Your task » Extract the full listing below without altering a single character.

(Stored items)
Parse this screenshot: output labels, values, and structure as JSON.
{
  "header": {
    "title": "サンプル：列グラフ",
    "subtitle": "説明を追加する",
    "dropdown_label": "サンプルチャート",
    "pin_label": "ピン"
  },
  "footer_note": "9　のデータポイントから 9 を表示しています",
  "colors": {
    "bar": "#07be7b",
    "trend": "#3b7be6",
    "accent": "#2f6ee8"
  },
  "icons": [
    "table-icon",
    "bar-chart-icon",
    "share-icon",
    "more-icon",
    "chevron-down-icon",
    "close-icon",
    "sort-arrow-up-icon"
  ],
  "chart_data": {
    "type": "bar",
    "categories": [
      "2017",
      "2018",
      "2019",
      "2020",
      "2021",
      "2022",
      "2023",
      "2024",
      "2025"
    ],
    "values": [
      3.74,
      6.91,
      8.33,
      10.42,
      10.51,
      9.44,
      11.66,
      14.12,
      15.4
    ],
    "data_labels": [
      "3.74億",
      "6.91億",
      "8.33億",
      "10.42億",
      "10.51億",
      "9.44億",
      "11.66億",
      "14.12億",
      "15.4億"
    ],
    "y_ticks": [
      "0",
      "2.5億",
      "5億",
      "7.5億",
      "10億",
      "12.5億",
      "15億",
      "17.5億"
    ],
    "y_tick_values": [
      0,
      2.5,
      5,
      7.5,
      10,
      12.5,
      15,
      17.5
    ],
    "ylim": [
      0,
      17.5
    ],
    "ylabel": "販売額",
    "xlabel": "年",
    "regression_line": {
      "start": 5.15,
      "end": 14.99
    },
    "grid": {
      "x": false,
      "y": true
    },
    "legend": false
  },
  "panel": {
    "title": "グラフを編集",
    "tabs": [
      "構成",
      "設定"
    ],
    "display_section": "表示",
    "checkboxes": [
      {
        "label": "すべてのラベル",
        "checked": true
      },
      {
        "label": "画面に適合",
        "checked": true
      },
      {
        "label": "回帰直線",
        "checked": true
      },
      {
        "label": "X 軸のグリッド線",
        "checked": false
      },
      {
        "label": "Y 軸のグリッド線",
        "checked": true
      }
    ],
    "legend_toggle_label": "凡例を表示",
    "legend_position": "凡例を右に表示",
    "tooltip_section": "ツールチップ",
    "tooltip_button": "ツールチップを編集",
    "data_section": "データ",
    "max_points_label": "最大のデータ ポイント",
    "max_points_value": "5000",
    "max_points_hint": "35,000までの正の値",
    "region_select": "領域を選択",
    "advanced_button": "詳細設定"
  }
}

Completed task »
Parse this screenshot: output labels, values, and structure as JSON.
{
  "header": {
    "title": "サンプル：列グラフ",
    "subtitle": "説明を追加する",
    "dropdown_label": "サンプルチャート",
    "pin_label": "ピン"
  },
  "footer_note": "9　のデータポイントから 9 を表示しています",
  "colors": {
    "bar": "#07be7b",
    "trend": "#3b7be6",
    "accent": "#2f6ee8"
  },
  "icons": [
    "table-icon",
    "bar-chart-icon",
    "share-icon",
    "more-icon",
    "chevron-down-icon",
    "close-icon",
    "sort-arrow-up-icon"
  ],
  "chart_data": {
    "type": "bar",
    "categories": [
      "2017",
      "2018",
      "2019",
      "2020",
      "2021",
      "2022",
      "2023",
      "2024",
      "2025"
    ],
    "values": [
      3.74,
      6.91,
      8.33,
      10.42,
      10.51,
      9.44,
      11.66,
      14.12,
      15.4
    ],
    "data_labels": [
      "3.74億",
      "6.91億",
      "8.33億",
      "10.42億",
      "10.51億",
      "9.44億",
      "11.66億",
      "14.12億",
      "15.4億"
    ],
    "y_ticks": [
      "0",
      "2.5億",
      "5億",
      "7.5億",
      "10億",
      "12.5億",
      "15億",
      "17.5億"
    ],
    "y_tick_values": [
      0,
      2.5,
      5,
      7.5,
      10,
      12.5,
      15,
      17.5
    ],
    "ylim": [
      0,
      17.5
    ],
    "ylabel": "販売額",
    "xlabel": "年",
    "regression_line": {
      "start": 5.15,
      "end": 14.99
    },
    "grid": {
      "x": false,
      "y": true
    },
    "legend": false
  },
  "panel": {
    "title": "グラフを編集",
    "tabs": [
      "構成",
      "設定"
    ],
    "display_section": "表示",
    "checkboxes": [
      {
        "label": "すべてのラベル",
        "checked": true
      },
      {
        "label": "画面に適合",
        "checked": true
      },
      {
        "label": "回帰直線",
        "checked": true
      },
      {
        "label": "X 軸のグリッド線",
        "checked": false
      },
      {
        "label": "Y 軸のグリッド線",
        "checked": true
      }
    ],
    "legend_toggle_label": "凡例を表示",
    "legend_position": "凡例を右に表示",
    "tooltip_section": "ツールチップ",
    "tooltip_button": "ツールチップを編集",
    "data_section": "データ",
    "max_points_label": "最大のデータ ポイント",
    "max_points_value": "5000",
    "max_points_hint": "35,000までの正の値",
    "region_select": "領域を選択",
    "advanced_button": "詳細設定"
  }
}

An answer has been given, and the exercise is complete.